## WORK TO COMPLETE
Exactly the lines from the one containing "Transcribe this image's" through the final line of the listing are to be retyped, and nothing more.

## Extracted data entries
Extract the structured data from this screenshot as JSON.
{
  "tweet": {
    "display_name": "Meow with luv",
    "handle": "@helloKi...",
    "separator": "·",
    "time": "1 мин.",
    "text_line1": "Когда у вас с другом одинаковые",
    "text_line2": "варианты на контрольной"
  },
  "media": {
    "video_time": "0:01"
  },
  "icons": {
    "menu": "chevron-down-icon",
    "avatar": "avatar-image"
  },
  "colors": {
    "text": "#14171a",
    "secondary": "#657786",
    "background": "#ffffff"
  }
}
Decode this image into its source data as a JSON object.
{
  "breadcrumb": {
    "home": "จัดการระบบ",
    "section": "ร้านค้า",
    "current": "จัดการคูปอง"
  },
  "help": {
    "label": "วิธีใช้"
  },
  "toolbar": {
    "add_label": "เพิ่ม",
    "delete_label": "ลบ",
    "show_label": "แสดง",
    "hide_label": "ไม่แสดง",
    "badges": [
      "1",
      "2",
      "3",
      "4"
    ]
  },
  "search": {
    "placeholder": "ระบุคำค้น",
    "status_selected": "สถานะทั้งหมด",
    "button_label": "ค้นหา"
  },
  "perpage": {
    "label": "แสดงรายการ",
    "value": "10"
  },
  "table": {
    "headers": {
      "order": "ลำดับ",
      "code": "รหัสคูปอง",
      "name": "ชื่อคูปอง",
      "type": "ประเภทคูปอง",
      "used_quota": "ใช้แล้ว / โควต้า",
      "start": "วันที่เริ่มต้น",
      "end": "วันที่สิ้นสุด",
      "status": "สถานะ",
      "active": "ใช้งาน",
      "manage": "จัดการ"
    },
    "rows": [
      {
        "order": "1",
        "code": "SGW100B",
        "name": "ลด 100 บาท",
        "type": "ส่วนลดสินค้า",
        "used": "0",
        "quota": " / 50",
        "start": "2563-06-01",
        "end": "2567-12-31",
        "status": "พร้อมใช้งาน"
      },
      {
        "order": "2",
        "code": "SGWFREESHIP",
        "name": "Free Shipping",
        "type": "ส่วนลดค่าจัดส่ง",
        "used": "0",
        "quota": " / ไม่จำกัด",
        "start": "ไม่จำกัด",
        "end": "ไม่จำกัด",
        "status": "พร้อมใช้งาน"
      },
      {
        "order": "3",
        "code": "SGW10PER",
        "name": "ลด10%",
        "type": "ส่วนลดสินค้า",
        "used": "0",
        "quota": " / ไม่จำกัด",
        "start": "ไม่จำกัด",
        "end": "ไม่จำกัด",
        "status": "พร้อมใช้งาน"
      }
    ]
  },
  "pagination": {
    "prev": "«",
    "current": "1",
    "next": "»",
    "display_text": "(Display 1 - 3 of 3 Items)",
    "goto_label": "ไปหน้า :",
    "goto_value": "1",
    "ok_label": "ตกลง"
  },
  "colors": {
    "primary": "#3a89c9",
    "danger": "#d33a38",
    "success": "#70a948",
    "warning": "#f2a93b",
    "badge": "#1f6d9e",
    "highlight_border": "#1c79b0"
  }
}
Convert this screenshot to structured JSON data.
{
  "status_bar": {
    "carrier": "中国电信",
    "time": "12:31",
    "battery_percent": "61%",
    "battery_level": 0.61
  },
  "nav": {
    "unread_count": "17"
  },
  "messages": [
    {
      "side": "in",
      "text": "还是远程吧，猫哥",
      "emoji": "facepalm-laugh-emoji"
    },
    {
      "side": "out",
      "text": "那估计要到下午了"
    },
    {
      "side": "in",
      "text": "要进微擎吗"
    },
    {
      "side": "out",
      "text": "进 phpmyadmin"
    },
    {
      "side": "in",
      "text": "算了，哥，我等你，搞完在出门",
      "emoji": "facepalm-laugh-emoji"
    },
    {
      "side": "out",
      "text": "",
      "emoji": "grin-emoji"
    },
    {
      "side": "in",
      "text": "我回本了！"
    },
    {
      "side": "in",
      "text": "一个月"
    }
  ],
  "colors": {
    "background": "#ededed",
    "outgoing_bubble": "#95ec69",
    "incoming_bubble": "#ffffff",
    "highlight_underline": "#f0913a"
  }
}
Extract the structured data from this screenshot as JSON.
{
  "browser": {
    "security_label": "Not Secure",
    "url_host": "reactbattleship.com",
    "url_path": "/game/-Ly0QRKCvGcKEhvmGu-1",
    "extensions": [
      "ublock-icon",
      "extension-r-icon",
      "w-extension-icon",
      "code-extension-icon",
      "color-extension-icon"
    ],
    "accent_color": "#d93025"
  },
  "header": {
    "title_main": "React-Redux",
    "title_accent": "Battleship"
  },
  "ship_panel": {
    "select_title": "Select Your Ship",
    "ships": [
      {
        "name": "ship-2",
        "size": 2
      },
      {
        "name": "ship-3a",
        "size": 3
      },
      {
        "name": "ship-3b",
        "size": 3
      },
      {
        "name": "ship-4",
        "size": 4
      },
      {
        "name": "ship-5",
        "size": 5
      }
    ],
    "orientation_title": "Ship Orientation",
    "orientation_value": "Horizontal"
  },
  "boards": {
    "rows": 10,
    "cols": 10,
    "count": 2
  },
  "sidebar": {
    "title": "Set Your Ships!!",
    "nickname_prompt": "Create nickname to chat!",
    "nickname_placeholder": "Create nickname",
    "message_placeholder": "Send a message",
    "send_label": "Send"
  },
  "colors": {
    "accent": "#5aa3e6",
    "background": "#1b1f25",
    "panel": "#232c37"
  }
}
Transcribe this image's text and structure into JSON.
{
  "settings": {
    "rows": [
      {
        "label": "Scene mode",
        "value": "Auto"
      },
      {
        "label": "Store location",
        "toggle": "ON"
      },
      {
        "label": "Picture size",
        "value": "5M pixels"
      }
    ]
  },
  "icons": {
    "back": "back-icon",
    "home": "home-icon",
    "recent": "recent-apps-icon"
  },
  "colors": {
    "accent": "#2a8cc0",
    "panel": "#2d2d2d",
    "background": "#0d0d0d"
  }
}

## RESPONSE TO THIS TASK
Transcribe this image's text and structure into JSON.
{
  "settings": {
    "rows": [
      {
        "label": "Scene mode",
        "value": "Auto"
      },
      {
        "label": "Store location",
        "toggle": "ON"
      },
      {
        "label": "Picture size",
        "value": "5M pixels"
      }
    ]
  },
  "icons": {
    "back": "back-icon",
    "home": "home-icon",
    "recent": "recent-apps-icon"
  },
  "colors": {
    "accent": "#2a8cc0",
    "panel": "#2d2d2d",
    "background": "#0d0d0d"
  }
}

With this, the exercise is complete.